On peut ainsi prédire 3500 morts en France sur une évolution du type Hubei. Si on met de côté la question des Ephad. Où des foyers communautaires, s’ils surviennent, pourraient faire grimper le total jusqu’à plusieurs dizaines de milliers de morts.

Le « Diamond Princess » et ses cobayes…..

Nous disposons d’un indice de l’effet « communautaire » par l’aventure du paquebot de croisière « Diamond Princess » Sur 3700 personnes assez âgées partageant le même système d’air conditionné, 742 ont été contaminées et 6 sont mortes. On peut retrouver l’habituelle prévalence dans la population générale de stigmates sérologiques dans une épidémie de grippe ou autres virus respiratoires. Même s’il existent encore quelques personnes qui ne sont pas tirées d’affaire, les quelques morts conduiraient, rapportés à un million de personnes exposées à un minimum de 1600 morts par million ! Rapporté à notre population en ephad, le pivot serait autour de 10 000 victimes.

Données de reconnaissance de la structure des documents:

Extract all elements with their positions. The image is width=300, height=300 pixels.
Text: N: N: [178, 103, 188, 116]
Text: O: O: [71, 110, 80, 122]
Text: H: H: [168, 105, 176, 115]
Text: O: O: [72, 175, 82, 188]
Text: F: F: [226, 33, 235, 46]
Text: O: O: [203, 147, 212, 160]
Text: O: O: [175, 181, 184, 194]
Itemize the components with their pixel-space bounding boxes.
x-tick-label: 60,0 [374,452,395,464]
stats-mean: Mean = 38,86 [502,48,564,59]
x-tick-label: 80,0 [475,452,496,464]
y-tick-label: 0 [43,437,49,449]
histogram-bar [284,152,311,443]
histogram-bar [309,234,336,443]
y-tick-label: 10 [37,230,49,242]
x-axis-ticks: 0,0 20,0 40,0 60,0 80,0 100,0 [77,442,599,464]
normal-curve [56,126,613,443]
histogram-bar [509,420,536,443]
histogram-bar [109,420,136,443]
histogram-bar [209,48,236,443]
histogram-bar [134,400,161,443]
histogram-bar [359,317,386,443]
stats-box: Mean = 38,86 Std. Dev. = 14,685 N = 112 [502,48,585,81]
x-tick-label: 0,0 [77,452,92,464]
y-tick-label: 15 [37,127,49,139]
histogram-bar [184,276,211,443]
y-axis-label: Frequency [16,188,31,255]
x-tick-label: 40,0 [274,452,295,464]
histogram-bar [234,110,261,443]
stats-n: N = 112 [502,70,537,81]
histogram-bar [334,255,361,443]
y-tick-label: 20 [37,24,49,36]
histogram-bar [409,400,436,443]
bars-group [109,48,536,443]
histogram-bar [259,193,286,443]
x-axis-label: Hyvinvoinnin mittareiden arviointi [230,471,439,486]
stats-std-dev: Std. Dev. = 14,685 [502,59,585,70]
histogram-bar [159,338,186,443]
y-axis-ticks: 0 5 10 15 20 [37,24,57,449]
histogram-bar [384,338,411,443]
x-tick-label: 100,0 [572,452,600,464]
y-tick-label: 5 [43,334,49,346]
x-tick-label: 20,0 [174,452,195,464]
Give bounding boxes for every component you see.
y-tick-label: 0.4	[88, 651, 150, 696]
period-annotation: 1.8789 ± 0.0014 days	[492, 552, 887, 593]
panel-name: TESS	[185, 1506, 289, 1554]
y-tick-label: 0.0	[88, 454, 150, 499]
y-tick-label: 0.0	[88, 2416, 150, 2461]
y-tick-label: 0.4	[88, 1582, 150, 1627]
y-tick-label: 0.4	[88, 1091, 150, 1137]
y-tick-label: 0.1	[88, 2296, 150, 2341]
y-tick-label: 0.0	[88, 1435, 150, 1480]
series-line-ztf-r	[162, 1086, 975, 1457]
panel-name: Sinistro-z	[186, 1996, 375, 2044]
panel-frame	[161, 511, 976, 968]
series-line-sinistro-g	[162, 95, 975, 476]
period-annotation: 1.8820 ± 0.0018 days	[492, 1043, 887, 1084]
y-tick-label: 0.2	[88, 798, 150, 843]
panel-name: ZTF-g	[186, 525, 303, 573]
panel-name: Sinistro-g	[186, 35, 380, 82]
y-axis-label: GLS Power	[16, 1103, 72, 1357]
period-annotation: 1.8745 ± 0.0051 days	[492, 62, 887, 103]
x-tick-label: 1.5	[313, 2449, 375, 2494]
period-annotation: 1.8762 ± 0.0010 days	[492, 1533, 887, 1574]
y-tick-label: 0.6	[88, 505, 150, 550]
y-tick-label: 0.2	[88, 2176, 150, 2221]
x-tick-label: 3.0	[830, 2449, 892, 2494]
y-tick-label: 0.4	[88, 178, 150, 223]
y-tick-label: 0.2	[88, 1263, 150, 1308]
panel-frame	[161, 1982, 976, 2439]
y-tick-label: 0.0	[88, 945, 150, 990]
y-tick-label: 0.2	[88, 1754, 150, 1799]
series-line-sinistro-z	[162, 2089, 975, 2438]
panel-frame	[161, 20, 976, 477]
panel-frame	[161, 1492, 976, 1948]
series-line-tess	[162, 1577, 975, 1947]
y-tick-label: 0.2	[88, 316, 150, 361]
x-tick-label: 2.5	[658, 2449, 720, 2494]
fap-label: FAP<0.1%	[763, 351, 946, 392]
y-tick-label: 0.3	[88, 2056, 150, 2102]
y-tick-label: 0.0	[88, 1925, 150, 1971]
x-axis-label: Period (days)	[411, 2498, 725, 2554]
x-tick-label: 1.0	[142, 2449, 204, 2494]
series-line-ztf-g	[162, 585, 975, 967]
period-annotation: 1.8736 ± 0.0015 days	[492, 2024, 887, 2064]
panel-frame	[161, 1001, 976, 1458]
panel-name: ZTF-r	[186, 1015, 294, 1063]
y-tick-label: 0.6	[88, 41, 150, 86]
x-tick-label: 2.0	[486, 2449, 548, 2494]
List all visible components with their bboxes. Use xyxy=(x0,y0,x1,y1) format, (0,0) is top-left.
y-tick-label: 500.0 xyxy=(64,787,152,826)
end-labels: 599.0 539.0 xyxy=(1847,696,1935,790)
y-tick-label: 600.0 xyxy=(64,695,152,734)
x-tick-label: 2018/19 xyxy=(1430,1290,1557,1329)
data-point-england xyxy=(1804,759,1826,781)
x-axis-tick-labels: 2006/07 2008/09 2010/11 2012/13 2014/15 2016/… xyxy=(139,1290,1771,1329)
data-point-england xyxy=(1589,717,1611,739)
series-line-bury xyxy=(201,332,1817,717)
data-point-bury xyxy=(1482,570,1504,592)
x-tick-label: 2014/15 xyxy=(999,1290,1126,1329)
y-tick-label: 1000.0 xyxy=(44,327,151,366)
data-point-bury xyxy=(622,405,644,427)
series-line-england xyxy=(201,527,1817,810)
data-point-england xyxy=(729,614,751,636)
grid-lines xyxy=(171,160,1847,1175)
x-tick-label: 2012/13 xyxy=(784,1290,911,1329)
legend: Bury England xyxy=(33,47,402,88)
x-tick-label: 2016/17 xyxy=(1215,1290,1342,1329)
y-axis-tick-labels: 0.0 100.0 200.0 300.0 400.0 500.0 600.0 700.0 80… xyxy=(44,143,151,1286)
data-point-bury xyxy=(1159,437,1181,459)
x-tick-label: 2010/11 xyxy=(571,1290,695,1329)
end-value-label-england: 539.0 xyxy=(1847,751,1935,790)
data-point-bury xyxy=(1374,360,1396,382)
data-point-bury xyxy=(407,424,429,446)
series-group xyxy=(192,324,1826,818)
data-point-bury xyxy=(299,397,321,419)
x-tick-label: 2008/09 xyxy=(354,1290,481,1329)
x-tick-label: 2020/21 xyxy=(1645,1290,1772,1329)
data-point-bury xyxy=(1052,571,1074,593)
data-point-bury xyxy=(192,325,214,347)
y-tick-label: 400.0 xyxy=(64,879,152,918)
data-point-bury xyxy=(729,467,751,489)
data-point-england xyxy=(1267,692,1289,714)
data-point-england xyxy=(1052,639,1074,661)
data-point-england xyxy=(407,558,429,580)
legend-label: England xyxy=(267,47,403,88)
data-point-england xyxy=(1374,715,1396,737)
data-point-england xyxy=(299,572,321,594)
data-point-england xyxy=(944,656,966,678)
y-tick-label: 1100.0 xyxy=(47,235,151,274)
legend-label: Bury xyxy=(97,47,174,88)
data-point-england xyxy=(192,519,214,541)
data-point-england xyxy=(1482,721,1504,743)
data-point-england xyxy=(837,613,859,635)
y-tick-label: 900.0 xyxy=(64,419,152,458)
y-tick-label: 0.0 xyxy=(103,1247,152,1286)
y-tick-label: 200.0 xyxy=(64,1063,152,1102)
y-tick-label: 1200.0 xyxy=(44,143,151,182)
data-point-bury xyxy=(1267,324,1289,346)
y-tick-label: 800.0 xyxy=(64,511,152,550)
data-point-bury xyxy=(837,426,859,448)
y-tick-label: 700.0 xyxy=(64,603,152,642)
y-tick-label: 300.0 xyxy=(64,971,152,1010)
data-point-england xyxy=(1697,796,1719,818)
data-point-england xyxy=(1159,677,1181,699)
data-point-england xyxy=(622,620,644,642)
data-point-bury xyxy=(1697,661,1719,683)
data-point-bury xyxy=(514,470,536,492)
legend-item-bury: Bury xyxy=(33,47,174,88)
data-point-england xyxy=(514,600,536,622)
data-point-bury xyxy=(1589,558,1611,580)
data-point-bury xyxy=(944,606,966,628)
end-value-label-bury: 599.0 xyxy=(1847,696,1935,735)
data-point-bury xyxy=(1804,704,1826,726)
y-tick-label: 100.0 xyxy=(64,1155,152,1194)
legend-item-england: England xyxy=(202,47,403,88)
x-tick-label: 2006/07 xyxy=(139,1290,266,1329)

• _TRAVAIL À RÉALISER_:
1. Répondez aux questions suivantes d'après le texte sur l'épidémie et le « Diamond Princess ».
(a) Combien de morts peut-on prédire en France sur une évolution du type Hubei ?
(b) Parmi les 3700 personnes du « Diamond Princess », combien ont été contaminées et combien sont mortes ?
(c) Rapporté à la population en ephad, autour de combien de victimes se situerait le pivot ?
2. Prolongez le texte sur l'épidémie et le « Diamond Princess » à partir de sa dernière phrase.

• _RÉPONSES ATTENDUES_:
1.
(a) 3500 morts.
(b) 742 personnes ont été contaminées et 6 sont mortes.
(c) Autour de 10 000 victimes.

2.
Une autre élément comparatif entre grippe et covid-19 est que la grippe tue parfois les sujets jeunes en 3 jours de détresse respiratoire aiguë alors que le covid-19 prend son temps et souvent 2 à 3 semaines pour détruire les poumons. Est ce une bonne nouvelle ? Pas vraiment. Si la phase critique et donc la durée de passage en soins intensifs est bien plus longue pour le Covid-19 , ceux-ci en seront bien plus embouteillés.

L’Italie nous montre-t-elle une évolution potentiellement différente de l’épidémie ?

La première impression est celle d’une souche plus mortelle mais de diffusion plus lente. Mais lorsqu’on prend comme référence la population de la zone contaminée, la mortalité par million d’habitants est tout à fait du même ordre que celle observée en Chine, si l’épidémie plafonne bientôt en Italie du Nord.

Reste à voir la vitesse de diffusion de l’épidémie dans le reste du pays. Et si là comme ailleurs le virus ne s’épuise pas après un certain nombre de passages inter-humains.

Que peut on prévoir chez nous ?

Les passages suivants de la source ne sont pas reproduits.